▶ **Given instruction 1**: Please reproduce the passage of the Led Zeppelin concert review between "But Led Zeppelin" and "a glorious doom-crawl.", inclusive, keeping every word unchanged.

Photo at left from The New York Times.
The Songs Remain the Same, Just Played a Little Slower
By BEN RATLIFF, The New York Times
December 12, 2007, Music Review
As we all should, of course!
LONDON — Some rock bands accelerate their tempos when they perform their old songs decades after the fact. Playing fast is a kind of armor: a refutation of the plain reality of aging — all that unregainable enthusiasm and lost muscle mass — and a hard block against a band’s lessened cultural importance.
But Led Zeppelin slowed its pace down a little. At the O2 arena here on Monday night, in its first full concert since 1980 — without John Bonham, who died that year, but with his son, Jason, as a natural substitute — the band found much of its former power in tempos that were more graceful than those on the old live recordings. The speed of the songs ran closer to that on the group’s studio records, or slower yet. “Good Times Bad Times,” “Misty Mountain Hop” and “Whole Lotta Love” were confident, easy cruises; “Dazed and Confused” was a glorious doom-crawl.
It all goes back to the blues, where oozing gracefully is a virtue, and from which Led Zeppelin initially got half its ideas. The band’s singer, Robert Plant, doesn’t want you to forget that: He introduced “Trampled Under Foot” by explaining its connection to Robert Johnson’s “Terraplane Blues,” and mentioned Blind Willie Johnson as the inspiration for “Nobody’s Fault but Mine.” (Beyond that, the band spent 10 luxuriant minutes each in two other blues songs from its back catalog: “Since I Been Loving You” and “In My Time of Dying.”)

Page element annotations:
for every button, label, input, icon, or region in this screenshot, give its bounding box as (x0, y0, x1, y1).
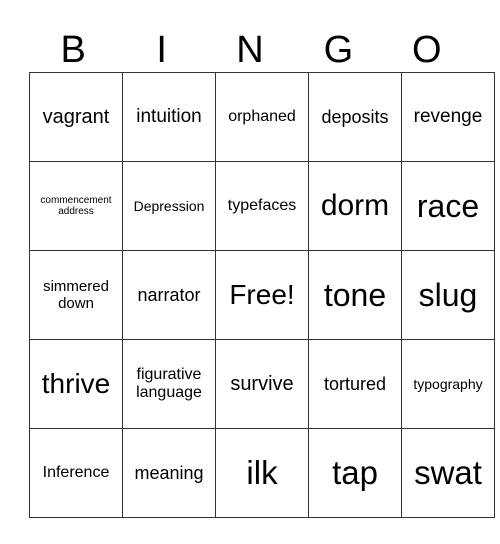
bingo-cell: dorm (308, 161, 402, 251)
bingo-cell: deposits (308, 72, 402, 162)
bingo-cell: intuition (122, 72, 216, 162)
bingo-cell: Depression (122, 161, 216, 251)
bingo-cell: simmered down (29, 250, 123, 340)
bingo-header: B I N G O (29, 28, 471, 72)
bingo-cell: slug (401, 250, 495, 340)
bingo-cell: vagrant (29, 72, 123, 162)
grid-row: Inference meaning ilk tap swat (29, 428, 495, 518)
grid-row: thrive figurative language survive tortu… (29, 339, 495, 429)
bingo-cell: revenge (401, 72, 495, 162)
bingo-cell: race (401, 161, 495, 251)
bingo-cell: figurative language (122, 339, 216, 429)
bingo-cell: ilk (215, 428, 309, 518)
bingo-cell: meaning (122, 428, 216, 518)
bingo-cell: tone (308, 250, 402, 340)
free-space-cell: Free! (215, 250, 309, 340)
bingo-grid: vagrant intuition orphaned deposits reve… (29, 72, 495, 518)
grid-row: vagrant intuition orphaned deposits reve… (29, 72, 495, 162)
bingo-cell: commencement address (29, 161, 123, 251)
bingo-cell: tap (308, 428, 402, 518)
bingo-cell: orphaned (215, 72, 309, 162)
grid-row: simmered down narrator Free! tone slug (29, 250, 495, 340)
bingo-cell: typography (401, 339, 495, 429)
header-letter-i: I (156, 29, 167, 71)
header-letter-n: N (236, 29, 264, 71)
bingo-cell: Inference (29, 428, 123, 518)
bingo-cell: survive (215, 339, 309, 429)
header-letter-b: B (60, 29, 86, 71)
bingo-cell: swat (401, 428, 495, 518)
bingo-cell: thrive (29, 339, 123, 429)
header-letter-o: O (412, 29, 442, 71)
bingo-cell: narrator (122, 250, 216, 340)
bingo-cell: typefaces (215, 161, 309, 251)
header-letter-g: G (323, 29, 354, 71)
grid-row: commencement address Depression typeface… (29, 161, 495, 251)
bingo-cell: tortured (308, 339, 402, 429)
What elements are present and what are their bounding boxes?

▶ **Given instruction 2**: Select every line of the records that contains the string "address", and copy those lines unchanged.

▶ **Final answer 1**:
But Led Zeppelin slowed its pace down a little. At the O2 arena here on Monday night, in its first full concert since 1980 — without John Bonham, who died that year, but with his son, Jason, as a natural substitute — the band found much of its former power in tempos that were more graceful than those on the old live recordings. The speed of the songs ran closer to that on the group’s studio records, or slower yet. “Good Times Bad Times,” “Misty Mountain Hop” and “Whole Lotta Love” were confident, easy cruises; “Dazed and Confused” was a glorious doom-crawl.

▶ **Final answer 2**:
bingo-cell: commencement address (29, 161, 123, 251)
grid-row: commencement address Depression typeface… (29, 161, 495, 251)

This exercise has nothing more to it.